# [PROBLEM STATEMENT]
Locate every line that holds the string "letter" and copy it.

# [WORKING DATA]
--- START ---

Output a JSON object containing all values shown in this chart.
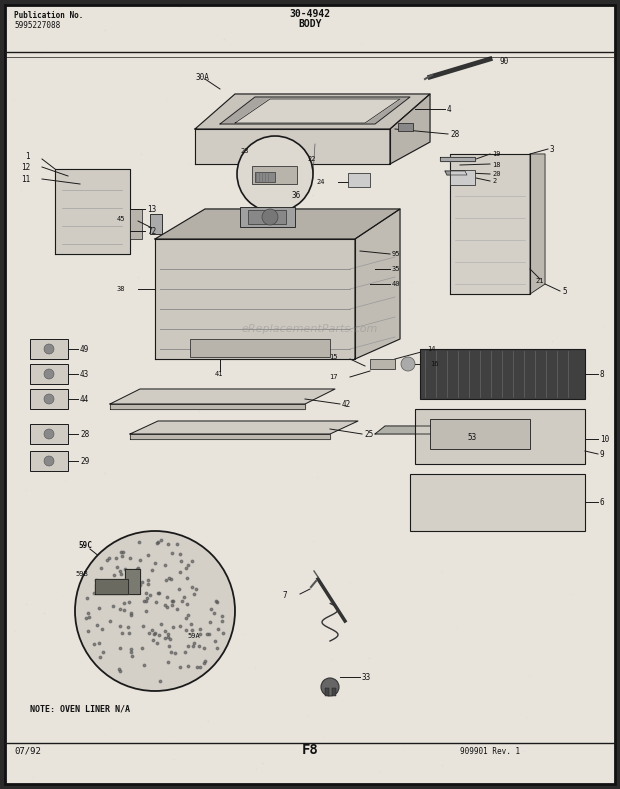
{
  "bg_color": "#2a2a2a",
  "paper_color": "#e8e4dc",
  "border_color": "#111111",
  "title_line1": "30-4942",
  "title_line2": "BODY",
  "pub_no_label": "Publication No.",
  "pub_no_value": "5995227088",
  "page_label": "F8",
  "date_label": "07/92",
  "note_text": "NOTE: OVEN LINER N/A",
  "revision_text": "909901 Rev. 1",
  "watermark": "eReplacementParts.com",
  "fig_width": 6.2,
  "fig_height": 7.89,
  "line_color": "#1a1a1a",
  "fill_light": "#d8d4cc",
  "fill_mid": "#b8b4ac",
  "fill_dark": "#404040"
}
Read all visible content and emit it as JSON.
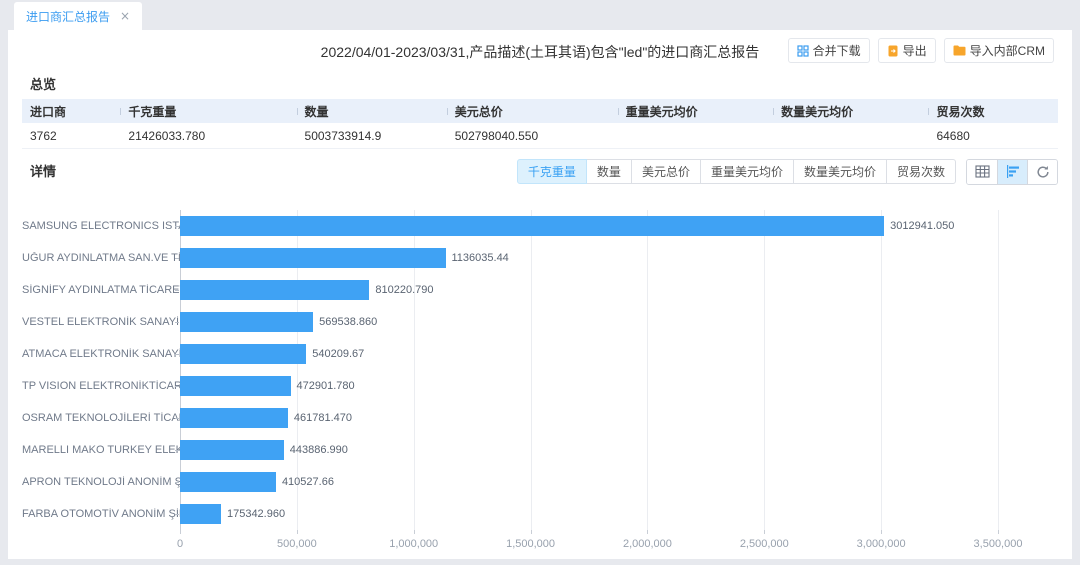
{
  "tab_bar": {
    "active_tab": "进口商汇总报告",
    "close": "×"
  },
  "header": {
    "title": "2022/04/01-2023/03/31,产品描述(土耳其语)包含\"led\"的进口商汇总报告",
    "buttons": {
      "merge_download": "合并下载",
      "export": "导出",
      "import_crm": "导入内部CRM"
    }
  },
  "overview": {
    "section_title": "总览",
    "columns": [
      "进口商",
      "千克重量",
      "数量",
      "美元总价",
      "重量美元均价",
      "数量美元均价",
      "贸易次数"
    ],
    "row": [
      "3762",
      "21426033.780",
      "5003733914.9",
      "502798040.550",
      "",
      "",
      "64680"
    ]
  },
  "details": {
    "section_title": "详情",
    "metric_tabs": [
      "千克重量",
      "数量",
      "美元总价",
      "重量美元均价",
      "数量美元均价",
      "贸易次数"
    ],
    "active_metric": "千克重量",
    "view_icons": [
      "table-view-icon",
      "bar-chart-view-icon",
      "refresh-icon"
    ],
    "active_view": "bar-chart-view-icon"
  },
  "chart_data": {
    "type": "bar",
    "orientation": "horizontal",
    "categories": [
      "SAMSUNG ELECTRONICS ISTANBUL P...",
      "UĞUR AYDINLATMA SAN.VE TİC.LTD...",
      "SİGNİFY AYDINLATMA TİCARET ANO...",
      "VESTEL ELEKTRONİK SANAYİ VE Tİ...",
      "ATMACA ELEKTRONİK SANAYİ VE Tİ...",
      "TP VISION ELEKTRONİKTİCARET AN...",
      "OSRAM TEKNOLOJİLERİ TİCARET AN...",
      "MARELLI MAKO TURKEY ELEKTRİK S...",
      "APRON TEKNOLOJİ ANONİM ŞİRKETİ",
      "FARBA OTOMOTİV ANONİM ŞİRKETİ"
    ],
    "values": [
      3012941.05,
      1136035.44,
      810220.79,
      569538.86,
      540209.67,
      472901.78,
      461781.47,
      443886.99,
      410527.66,
      175342.96
    ],
    "value_labels": [
      "3012941.050",
      "1136035.44",
      "810220.790",
      "569538.860",
      "540209.67",
      "472901.780",
      "461781.470",
      "443886.990",
      "410527.66",
      "175342.960"
    ],
    "title": "千克重量",
    "xlabel": "",
    "ylabel": "",
    "xlim": [
      0,
      3500000
    ],
    "x_ticks": [
      "0",
      "500,000",
      "1,000,000",
      "1,500,000",
      "2,000,000",
      "2,500,000",
      "3,000,000",
      "3,500,000"
    ],
    "grid": true,
    "bar_color": "#3fa2f4"
  },
  "colors": {
    "accent_blue": "#3b9cf0",
    "bar_blue": "#3fa2f4",
    "icon_orange": "#f7a52b",
    "table_header_bg": "#e9f0fa",
    "active_metric_bg": "#ddf1fd"
  }
}
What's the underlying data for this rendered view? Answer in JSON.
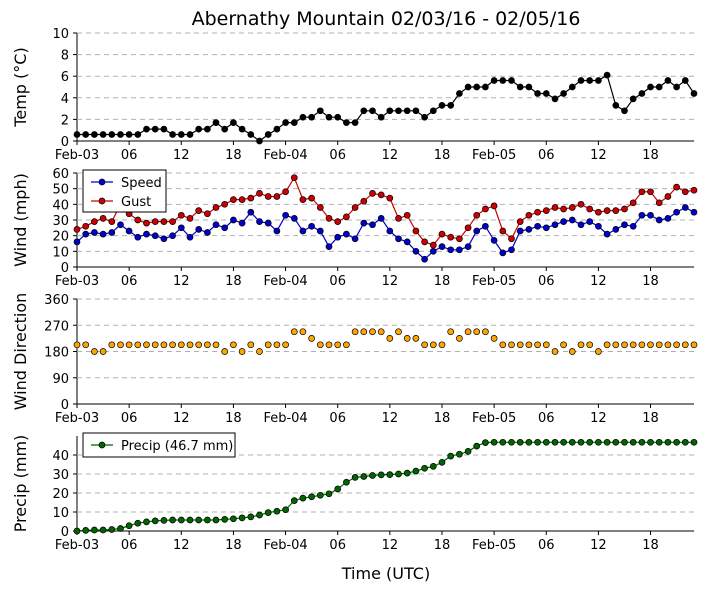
{
  "title": "Abernathy Mountain 02/03/16 - 02/05/16",
  "xlabel": "Time (UTC)",
  "x_tick_labels": [
    "Feb-03",
    "06",
    "12",
    "18",
    "Feb-04",
    "06",
    "12",
    "18",
    "Feb-05",
    "06",
    "12",
    "18"
  ],
  "x_tick_hours": [
    0,
    6,
    12,
    18,
    24,
    30,
    36,
    42,
    48,
    54,
    60,
    66
  ],
  "x_range_hours": [
    0,
    71
  ],
  "chart_data": [
    {
      "type": "line",
      "ylabel": "Temp (°C)",
      "ylim": [
        0,
        10
      ],
      "yticks": [
        "0",
        "2",
        "4",
        "6",
        "8",
        "10"
      ],
      "grid": "horizontal dashed",
      "x_units": "hours since Feb-03 00 UTC",
      "series": [
        {
          "color": "#000000",
          "x": [
            0,
            1,
            2,
            3,
            4,
            5,
            6,
            7,
            8,
            9,
            10,
            11,
            12,
            13,
            14,
            15,
            16,
            17,
            18,
            19,
            20,
            21,
            22,
            23,
            24,
            25,
            26,
            27,
            28,
            29,
            30,
            31,
            32,
            33,
            34,
            35,
            36,
            37,
            38,
            39,
            40,
            41,
            42,
            43,
            44,
            45,
            46,
            47,
            48,
            49,
            50,
            51,
            52,
            53,
            54,
            55,
            56,
            57,
            58,
            59,
            60,
            61,
            62,
            63,
            64,
            65,
            66,
            67,
            68,
            69,
            70,
            71
          ],
          "values": [
            0.6,
            0.6,
            0.6,
            0.6,
            0.6,
            0.6,
            0.6,
            0.6,
            1.1,
            1.1,
            1.1,
            0.6,
            0.6,
            0.6,
            1.1,
            1.1,
            1.7,
            1.1,
            1.7,
            1.1,
            0.6,
            0.0,
            0.6,
            1.1,
            1.7,
            1.7,
            2.2,
            2.2,
            2.8,
            2.2,
            2.2,
            1.7,
            1.7,
            2.8,
            2.8,
            2.2,
            2.8,
            2.8,
            2.8,
            2.8,
            2.2,
            2.8,
            3.3,
            3.3,
            4.4,
            5.0,
            5.0,
            5.0,
            5.6,
            5.6,
            5.6,
            5.0,
            5.0,
            4.4,
            4.4,
            3.9,
            4.4,
            5.0,
            5.6,
            5.6,
            5.6,
            6.1,
            3.3,
            2.8,
            3.9,
            4.4,
            5.0,
            5.0,
            5.6,
            5.0,
            5.6,
            4.4
          ]
        }
      ]
    },
    {
      "type": "line",
      "ylabel": "Wind (mph)",
      "ylim": [
        0,
        60
      ],
      "yticks": [
        "0",
        "10",
        "20",
        "30",
        "40",
        "50",
        "60"
      ],
      "grid": "horizontal dashed",
      "legend": "top-left",
      "x_units": "hours since Feb-03 00 UTC",
      "series": [
        {
          "name": "Speed",
          "color": "#0000cc",
          "x": [
            0,
            1,
            2,
            3,
            4,
            5,
            6,
            7,
            8,
            9,
            10,
            11,
            12,
            13,
            14,
            15,
            16,
            17,
            18,
            19,
            20,
            21,
            22,
            23,
            24,
            25,
            26,
            27,
            28,
            29,
            30,
            31,
            32,
            33,
            34,
            35,
            36,
            37,
            38,
            39,
            40,
            41,
            42,
            43,
            44,
            45,
            46,
            47,
            48,
            49,
            50,
            51,
            52,
            53,
            54,
            55,
            56,
            57,
            58,
            59,
            60,
            61,
            62,
            63,
            64,
            65,
            66,
            67,
            68,
            69,
            70,
            71
          ],
          "values": [
            16,
            21,
            22,
            21,
            22,
            27,
            23,
            19,
            21,
            20,
            18,
            20,
            25,
            19,
            24,
            22,
            27,
            25,
            30,
            28,
            35,
            29,
            28,
            23,
            33,
            31,
            23,
            26,
            23,
            13,
            19,
            21,
            18,
            28,
            27,
            31,
            23,
            18,
            16,
            10,
            5,
            10,
            13,
            11,
            11,
            13,
            23,
            26,
            17,
            9,
            11,
            23,
            24,
            26,
            25,
            27,
            29,
            30,
            27,
            29,
            26,
            21,
            24,
            27,
            26,
            33,
            33,
            30,
            31,
            35,
            38,
            35
          ]
        },
        {
          "name": "Gust",
          "color": "#cc0000",
          "x": [
            0,
            1,
            2,
            3,
            4,
            5,
            6,
            7,
            8,
            9,
            10,
            11,
            12,
            13,
            14,
            15,
            16,
            17,
            18,
            19,
            20,
            21,
            22,
            23,
            24,
            25,
            26,
            27,
            28,
            29,
            30,
            31,
            32,
            33,
            34,
            35,
            36,
            37,
            38,
            39,
            40,
            41,
            42,
            43,
            44,
            45,
            46,
            47,
            48,
            49,
            50,
            51,
            52,
            53,
            54,
            55,
            56,
            57,
            58,
            59,
            60,
            61,
            62,
            63,
            64,
            65,
            66,
            67,
            68,
            69,
            70,
            71
          ],
          "values": [
            24,
            26,
            29,
            31,
            29,
            40,
            34,
            30,
            28,
            29,
            29,
            29,
            33,
            31,
            36,
            34,
            38,
            40,
            43,
            43,
            44,
            47,
            45,
            45,
            48,
            57,
            43,
            44,
            38,
            31,
            29,
            32,
            38,
            42,
            47,
            46,
            44,
            31,
            33,
            23,
            16,
            14,
            21,
            19,
            18,
            25,
            33,
            37,
            39,
            23,
            18,
            29,
            33,
            35,
            36,
            38,
            37,
            38,
            40,
            37,
            35,
            36,
            36,
            37,
            41,
            48,
            48,
            41,
            45,
            51,
            48,
            49
          ]
        }
      ]
    },
    {
      "type": "scatter",
      "ylabel": "Wind Direction",
      "ylim": [
        0,
        360
      ],
      "yticks": [
        "0",
        "90",
        "180",
        "270",
        "360"
      ],
      "grid": "horizontal dashed",
      "x_units": "hours since Feb-03 00 UTC",
      "series": [
        {
          "color": "#ffa500",
          "x": [
            0,
            1,
            2,
            3,
            4,
            5,
            6,
            7,
            8,
            9,
            10,
            11,
            12,
            13,
            14,
            15,
            16,
            17,
            18,
            19,
            20,
            21,
            22,
            23,
            24,
            25,
            26,
            27,
            28,
            29,
            30,
            31,
            32,
            33,
            34,
            35,
            36,
            37,
            38,
            39,
            40,
            41,
            42,
            43,
            44,
            45,
            46,
            47,
            48,
            49,
            50,
            51,
            52,
            53,
            54,
            55,
            56,
            57,
            58,
            59,
            60,
            61,
            62,
            63,
            64,
            65,
            66,
            67,
            68,
            69,
            70,
            71
          ],
          "values": [
            203,
            203,
            180,
            180,
            203,
            203,
            203,
            203,
            203,
            203,
            203,
            203,
            203,
            203,
            203,
            203,
            203,
            180,
            203,
            180,
            203,
            180,
            203,
            203,
            203,
            248,
            248,
            225,
            203,
            203,
            203,
            203,
            248,
            248,
            248,
            248,
            225,
            248,
            225,
            225,
            203,
            203,
            203,
            248,
            225,
            248,
            248,
            248,
            225,
            203,
            203,
            203,
            203,
            203,
            203,
            180,
            203,
            180,
            203,
            203,
            180,
            203,
            203,
            203,
            203,
            203,
            203,
            203,
            203,
            203,
            203,
            203
          ]
        }
      ]
    },
    {
      "type": "line",
      "ylabel": "Precip (mm)",
      "ylim": [
        0,
        50
      ],
      "yticks": [
        "0",
        "10",
        "20",
        "30",
        "40"
      ],
      "grid": "horizontal dashed",
      "legend": "top-left",
      "x_units": "hours since Feb-03 00 UTC",
      "series": [
        {
          "name": "Precip (46.7 mm)",
          "color": "#006400",
          "x": [
            0,
            1,
            2,
            3,
            4,
            5,
            6,
            7,
            8,
            9,
            10,
            11,
            12,
            13,
            14,
            15,
            16,
            17,
            18,
            19,
            20,
            21,
            22,
            23,
            24,
            25,
            26,
            27,
            28,
            29,
            30,
            31,
            32,
            33,
            34,
            35,
            36,
            37,
            38,
            39,
            40,
            41,
            42,
            43,
            44,
            45,
            46,
            47,
            48,
            49,
            50,
            51,
            52,
            53,
            54,
            55,
            56,
            57,
            58,
            59,
            60,
            61,
            62,
            63,
            64,
            65,
            66,
            67,
            68,
            69,
            70,
            71
          ],
          "values": [
            0.0,
            0.3,
            0.5,
            0.5,
            0.8,
            1.3,
            2.8,
            4.1,
            4.8,
            5.3,
            5.6,
            5.8,
            5.8,
            5.8,
            5.8,
            5.8,
            5.8,
            6.1,
            6.4,
            6.9,
            7.4,
            8.4,
            9.7,
            10.4,
            11.2,
            16.0,
            17.3,
            18.0,
            18.8,
            19.6,
            22.1,
            25.7,
            28.2,
            28.7,
            29.2,
            29.5,
            29.7,
            30.0,
            30.5,
            31.5,
            33.0,
            34.0,
            36.1,
            39.4,
            40.4,
            41.9,
            44.7,
            46.5,
            46.7,
            46.7,
            46.7,
            46.7,
            46.7,
            46.7,
            46.7,
            46.7,
            46.7,
            46.7,
            46.7,
            46.7,
            46.7,
            46.7,
            46.7,
            46.7,
            46.7,
            46.7,
            46.7,
            46.7,
            46.7,
            46.7,
            46.7,
            46.7
          ]
        }
      ]
    }
  ]
}
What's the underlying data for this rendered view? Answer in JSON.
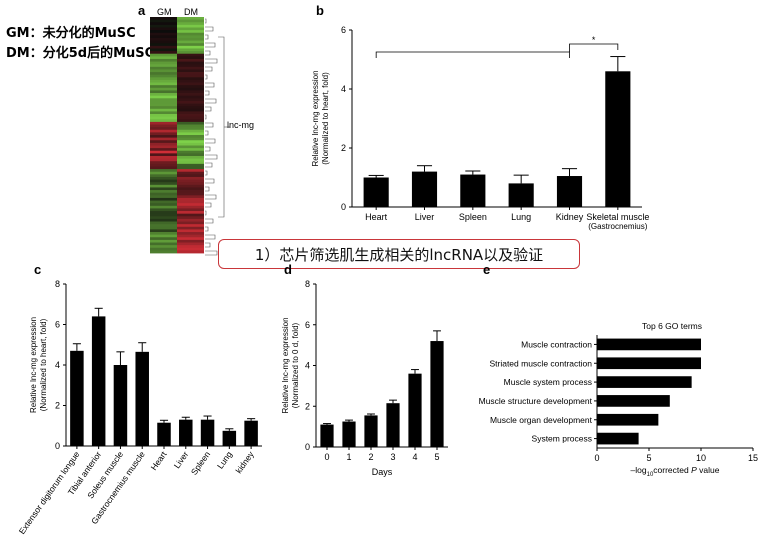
{
  "notes": {
    "gm": "GM：未分化的MuSC",
    "dm": "DM：分化5d后的MuSC"
  },
  "banner": "1）芯片筛选肌生成相关的lncRNA以及验证",
  "panels": {
    "a": {
      "letter": "a",
      "columns": [
        "GM",
        "DM"
      ],
      "gene_label": "lnc-mg",
      "colors": {
        "high": "#e0313a",
        "low": "#7fd24a",
        "mid": "#0a0a0a"
      }
    },
    "b": {
      "letter": "b",
      "significance": "*"
    },
    "c": {
      "letter": "c"
    },
    "d": {
      "letter": "d"
    },
    "e": {
      "letter": "e"
    }
  },
  "chart_data": [
    {
      "id": "b",
      "type": "bar",
      "categories": [
        "Heart",
        "Liver",
        "Spleen",
        "Lung",
        "Kidney",
        "Skeletal muscle\n(Gastrocnemius)"
      ],
      "values": [
        1.0,
        1.2,
        1.1,
        0.8,
        1.05,
        4.6
      ],
      "errors": [
        0.07,
        0.2,
        0.12,
        0.28,
        0.25,
        0.5
      ],
      "ylabel": [
        "Relative lnc-mg expression",
        "(Normalized to heart, fold)"
      ],
      "ylim": [
        0,
        6
      ],
      "yticks": [
        0,
        2,
        4,
        6
      ]
    },
    {
      "id": "c",
      "type": "bar",
      "categories": [
        "Extensor digitorum longue",
        "Tibial anterior",
        "Soleus muscle",
        "Gastrocnemius muscle",
        "Heart",
        "Liver",
        "Spleen",
        "Lung",
        "kidney"
      ],
      "values": [
        4.7,
        6.4,
        4.0,
        4.65,
        1.15,
        1.3,
        1.3,
        0.75,
        1.25
      ],
      "errors": [
        0.35,
        0.4,
        0.65,
        0.45,
        0.12,
        0.12,
        0.18,
        0.1,
        0.1
      ],
      "ylabel": [
        "Relative lnc-mg expression",
        "(Normalized to heart, fold)"
      ],
      "ylim": [
        0,
        8
      ],
      "yticks": [
        0,
        2,
        4,
        6,
        8
      ]
    },
    {
      "id": "d",
      "type": "bar",
      "categories": [
        "0",
        "1",
        "2",
        "3",
        "4",
        "5"
      ],
      "values": [
        1.1,
        1.25,
        1.55,
        2.15,
        3.6,
        5.2
      ],
      "errors": [
        0.05,
        0.07,
        0.07,
        0.15,
        0.2,
        0.5
      ],
      "xlabel": "Days",
      "ylabel": [
        "Relative lnc-mg expression",
        "(Normalized to 0 d, fold)"
      ],
      "ylim": [
        0,
        8
      ],
      "yticks": [
        0,
        2,
        4,
        6,
        8
      ]
    },
    {
      "id": "e",
      "type": "bar",
      "orientation": "horizontal",
      "title": "Top 6 GO terms",
      "categories": [
        "Muscle contraction",
        "Striated muscle contraction",
        "Muscle system process",
        "Muscle structure development",
        "Muscle organ development",
        "System process"
      ],
      "values": [
        10.0,
        10.0,
        9.1,
        7.0,
        5.9,
        4.0
      ],
      "xlabel_parts": [
        "–log",
        "10",
        "corrected ",
        "P",
        " value"
      ],
      "xlim": [
        0,
        15
      ],
      "xticks": [
        0,
        5,
        10,
        15
      ]
    }
  ]
}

--- END ---

# [ANSWER TO THE TASK]
      "letter": "a",
      "letter": "b",
      "letter": "c"
      "letter": "d"
      "letter": "e"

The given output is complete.